Extracted material
********

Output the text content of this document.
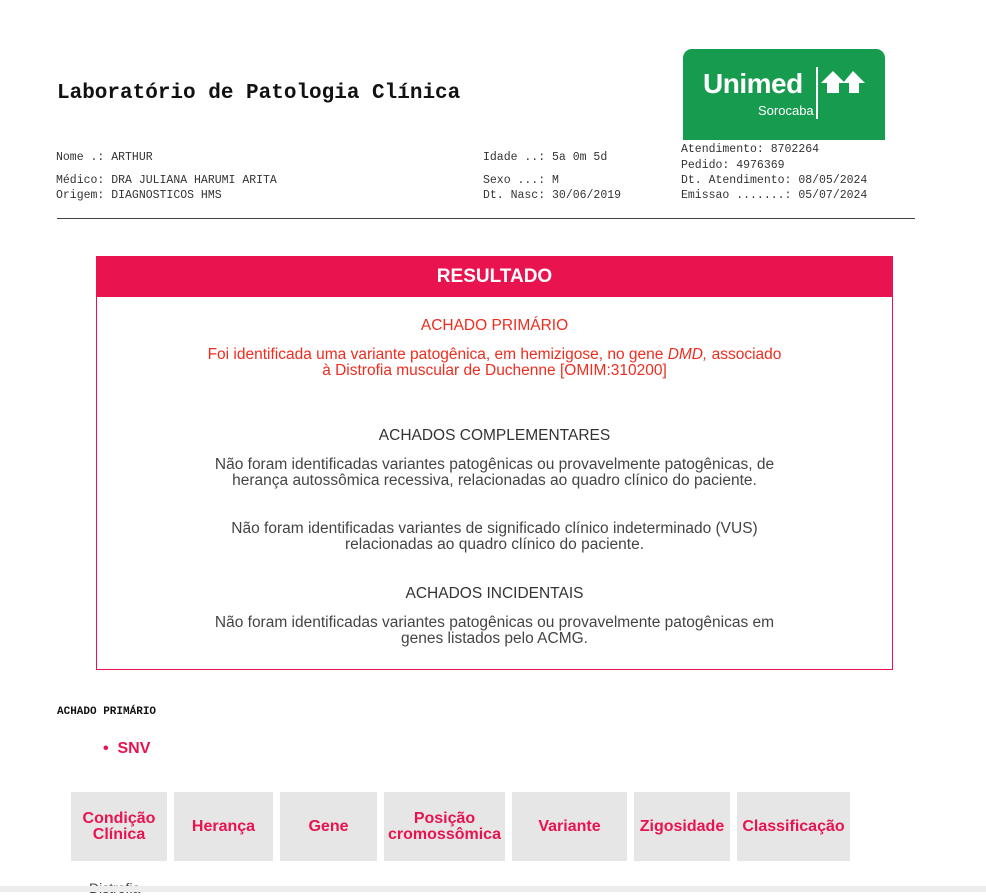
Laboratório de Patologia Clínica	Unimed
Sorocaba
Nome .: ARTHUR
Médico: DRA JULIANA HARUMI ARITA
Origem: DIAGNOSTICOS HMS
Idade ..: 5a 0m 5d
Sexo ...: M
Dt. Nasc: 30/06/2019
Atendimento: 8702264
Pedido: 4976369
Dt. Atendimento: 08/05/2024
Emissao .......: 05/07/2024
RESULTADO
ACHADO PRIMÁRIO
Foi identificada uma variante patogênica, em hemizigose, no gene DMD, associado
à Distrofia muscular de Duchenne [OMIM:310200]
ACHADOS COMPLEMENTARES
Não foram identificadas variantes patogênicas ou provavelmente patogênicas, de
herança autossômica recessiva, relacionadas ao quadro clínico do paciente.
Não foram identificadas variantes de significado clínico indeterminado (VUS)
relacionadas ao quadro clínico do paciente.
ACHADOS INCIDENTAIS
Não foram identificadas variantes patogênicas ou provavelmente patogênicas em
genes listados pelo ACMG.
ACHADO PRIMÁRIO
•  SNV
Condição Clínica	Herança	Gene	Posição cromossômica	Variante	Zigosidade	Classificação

********

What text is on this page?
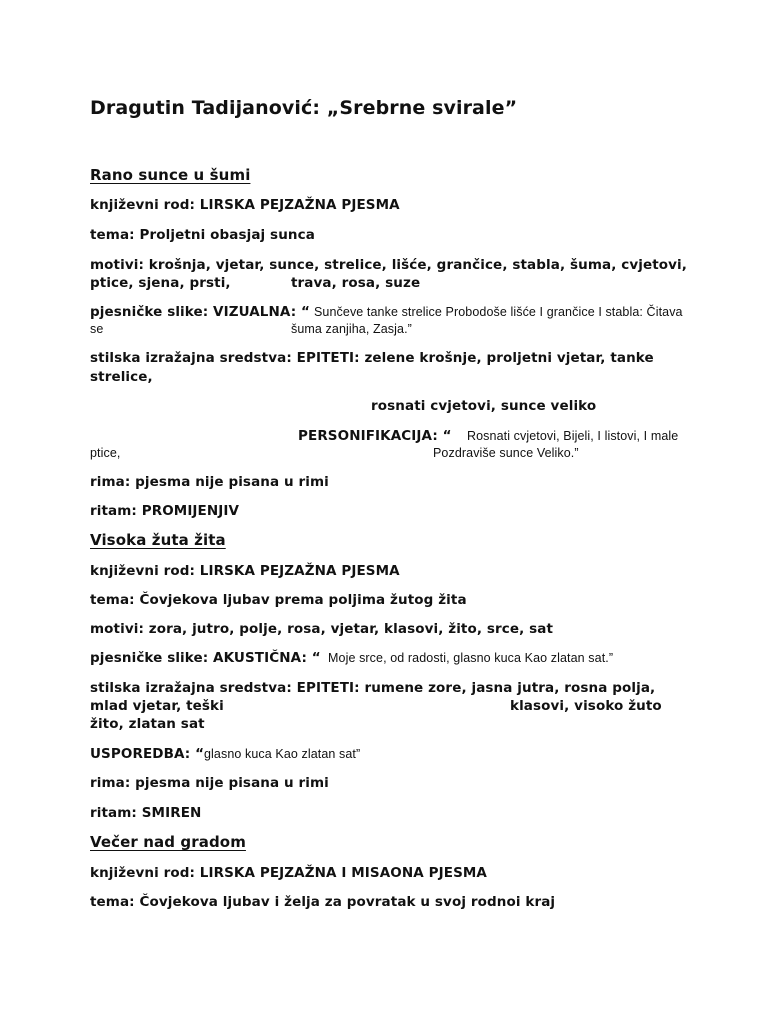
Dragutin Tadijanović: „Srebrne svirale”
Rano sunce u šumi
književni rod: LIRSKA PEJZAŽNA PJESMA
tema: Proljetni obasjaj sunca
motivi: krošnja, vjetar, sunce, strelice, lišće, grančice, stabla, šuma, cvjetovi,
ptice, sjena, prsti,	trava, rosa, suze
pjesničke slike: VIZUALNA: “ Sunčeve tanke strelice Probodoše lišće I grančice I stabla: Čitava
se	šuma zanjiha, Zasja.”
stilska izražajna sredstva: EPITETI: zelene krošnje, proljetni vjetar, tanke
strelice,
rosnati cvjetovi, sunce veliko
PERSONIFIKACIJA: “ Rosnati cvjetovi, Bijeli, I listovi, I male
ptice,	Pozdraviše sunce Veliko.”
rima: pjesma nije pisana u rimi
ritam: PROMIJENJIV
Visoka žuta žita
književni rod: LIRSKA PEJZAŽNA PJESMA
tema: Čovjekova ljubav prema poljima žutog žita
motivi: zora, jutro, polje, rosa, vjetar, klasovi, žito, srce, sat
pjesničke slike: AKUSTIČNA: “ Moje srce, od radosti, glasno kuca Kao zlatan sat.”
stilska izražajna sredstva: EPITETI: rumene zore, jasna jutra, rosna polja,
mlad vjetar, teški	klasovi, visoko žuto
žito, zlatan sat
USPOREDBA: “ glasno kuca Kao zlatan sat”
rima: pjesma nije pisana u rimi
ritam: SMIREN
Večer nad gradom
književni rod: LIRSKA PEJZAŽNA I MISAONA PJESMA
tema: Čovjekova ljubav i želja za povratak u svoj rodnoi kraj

********

Aim of the task
Show every line of the material that includes the string "patogênicas".

Result below
Não foram identificadas variantes patogênicas ou provavelmente patogênicas, de
Não foram identificadas variantes patogênicas ou provavelmente patogênicas em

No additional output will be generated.